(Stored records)
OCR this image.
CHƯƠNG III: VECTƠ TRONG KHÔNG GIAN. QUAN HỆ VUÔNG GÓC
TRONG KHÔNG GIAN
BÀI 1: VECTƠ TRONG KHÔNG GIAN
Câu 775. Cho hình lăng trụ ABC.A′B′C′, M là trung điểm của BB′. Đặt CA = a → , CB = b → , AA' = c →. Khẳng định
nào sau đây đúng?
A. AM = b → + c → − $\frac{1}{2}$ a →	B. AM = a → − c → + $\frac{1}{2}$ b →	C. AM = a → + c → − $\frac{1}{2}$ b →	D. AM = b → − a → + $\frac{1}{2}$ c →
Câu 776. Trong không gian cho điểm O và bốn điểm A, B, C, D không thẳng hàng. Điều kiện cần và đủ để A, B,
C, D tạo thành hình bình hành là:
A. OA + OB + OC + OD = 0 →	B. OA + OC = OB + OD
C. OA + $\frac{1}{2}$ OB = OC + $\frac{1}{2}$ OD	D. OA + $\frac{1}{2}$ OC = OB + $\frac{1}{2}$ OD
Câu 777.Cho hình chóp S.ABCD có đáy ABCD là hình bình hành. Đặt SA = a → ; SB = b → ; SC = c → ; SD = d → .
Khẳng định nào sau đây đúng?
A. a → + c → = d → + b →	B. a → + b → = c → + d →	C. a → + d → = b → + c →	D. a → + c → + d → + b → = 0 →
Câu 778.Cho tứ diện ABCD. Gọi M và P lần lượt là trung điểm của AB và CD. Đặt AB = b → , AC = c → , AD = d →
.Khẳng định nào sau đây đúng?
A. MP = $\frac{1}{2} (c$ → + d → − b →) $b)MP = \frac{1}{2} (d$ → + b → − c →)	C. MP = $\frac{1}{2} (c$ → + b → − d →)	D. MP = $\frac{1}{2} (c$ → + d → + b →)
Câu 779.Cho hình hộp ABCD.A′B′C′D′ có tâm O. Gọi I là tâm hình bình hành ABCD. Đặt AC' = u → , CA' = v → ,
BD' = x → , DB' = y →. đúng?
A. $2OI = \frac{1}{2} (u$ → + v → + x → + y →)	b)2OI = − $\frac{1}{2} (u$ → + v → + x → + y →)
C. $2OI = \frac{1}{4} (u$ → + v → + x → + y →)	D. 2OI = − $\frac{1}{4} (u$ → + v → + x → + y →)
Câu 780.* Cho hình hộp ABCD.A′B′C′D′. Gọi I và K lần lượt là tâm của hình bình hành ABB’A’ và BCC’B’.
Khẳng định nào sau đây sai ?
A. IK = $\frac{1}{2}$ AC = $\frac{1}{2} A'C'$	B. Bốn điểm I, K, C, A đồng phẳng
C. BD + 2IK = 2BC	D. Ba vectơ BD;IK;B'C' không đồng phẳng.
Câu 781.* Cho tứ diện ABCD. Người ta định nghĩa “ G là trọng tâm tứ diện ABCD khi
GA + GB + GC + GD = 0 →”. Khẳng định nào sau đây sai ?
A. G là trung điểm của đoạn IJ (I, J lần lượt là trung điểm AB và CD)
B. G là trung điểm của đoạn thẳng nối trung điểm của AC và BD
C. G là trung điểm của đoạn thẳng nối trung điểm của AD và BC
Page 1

**AIM OF THE TASK:** The entries above must be returned in full, exactly as shown.

**EXERCISE RESPONSE:**
OCR this image.
CHƯƠNG III: VECTƠ TRONG KHÔNG GIAN. QUAN HỆ VUÔNG GÓC
TRONG KHÔNG GIAN
BÀI 1: VECTƠ TRONG KHÔNG GIAN
Câu 775. Cho hình lăng trụ ABC.A′B′C′, M là trung điểm của BB′. Đặt CA = a → , CB = b → , AA' = c →. Khẳng định
nào sau đây đúng?
A. AM = b → + c → − $\frac{1}{2}$ a →	B. AM = a → − c → + $\frac{1}{2}$ b →	C. AM = a → + c → − $\frac{1}{2}$ b →	D. AM = b → − a → + $\frac{1}{2}$ c →
Câu 776. Trong không gian cho điểm O và bốn điểm A, B, C, D không thẳng hàng. Điều kiện cần và đủ để A, B,
C, D tạo thành hình bình hành là:
A. OA + OB + OC + OD = 0 →	B. OA + OC = OB + OD
C. OA + $\frac{1}{2}$ OB = OC + $\frac{1}{2}$ OD	D. OA + $\frac{1}{2}$ OC = OB + $\frac{1}{2}$ OD
Câu 777.Cho hình chóp S.ABCD có đáy ABCD là hình bình hành. Đặt SA = a → ; SB = b → ; SC = c → ; SD = d → .
Khẳng định nào sau đây đúng?
A. a → + c → = d → + b →	B. a → + b → = c → + d →	C. a → + d → = b → + c →	D. a → + c → + d → + b → = 0 →
Câu 778.Cho tứ diện ABCD. Gọi M và P lần lượt là trung điểm của AB và CD. Đặt AB = b → , AC = c → , AD = d →
.Khẳng định nào sau đây đúng?
A. MP = $\frac{1}{2} (c$ → + d → − b →) $b)MP = \frac{1}{2} (d$ → + b → − c →)	C. MP = $\frac{1}{2} (c$ → + b → − d →)	D. MP = $\frac{1}{2} (c$ → + d → + b →)
Câu 779.Cho hình hộp ABCD.A′B′C′D′ có tâm O. Gọi I là tâm hình bình hành ABCD. Đặt AC' = u → , CA' = v → ,
BD' = x → , DB' = y →. đúng?
A. $2OI = \frac{1}{2} (u$ → + v → + x → + y →)	b)2OI = − $\frac{1}{2} (u$ → + v → + x → + y →)
C. $2OI = \frac{1}{4} (u$ → + v → + x → + y →)	D. 2OI = − $\frac{1}{4} (u$ → + v → + x → + y →)
Câu 780.* Cho hình hộp ABCD.A′B′C′D′. Gọi I và K lần lượt là tâm của hình bình hành ABB’A’ và BCC’B’.
Khẳng định nào sau đây sai ?
A. IK = $\frac{1}{2}$ AC = $\frac{1}{2} A'C'$	B. Bốn điểm I, K, C, A đồng phẳng
C. BD + 2IK = 2BC	D. Ba vectơ BD;IK;B'C' không đồng phẳng.
Câu 781.* Cho tứ diện ABCD. Người ta định nghĩa “ G là trọng tâm tứ diện ABCD khi
GA + GB + GC + GD = 0 →”. Khẳng định nào sau đây sai ?
A. G là trung điểm của đoạn IJ (I, J lần lượt là trung điểm AB và CD)
B. G là trung điểm của đoạn thẳng nối trung điểm của AC và BD
C. G là trung điểm của đoạn thẳng nối trung điểm của AD và BC
Page 1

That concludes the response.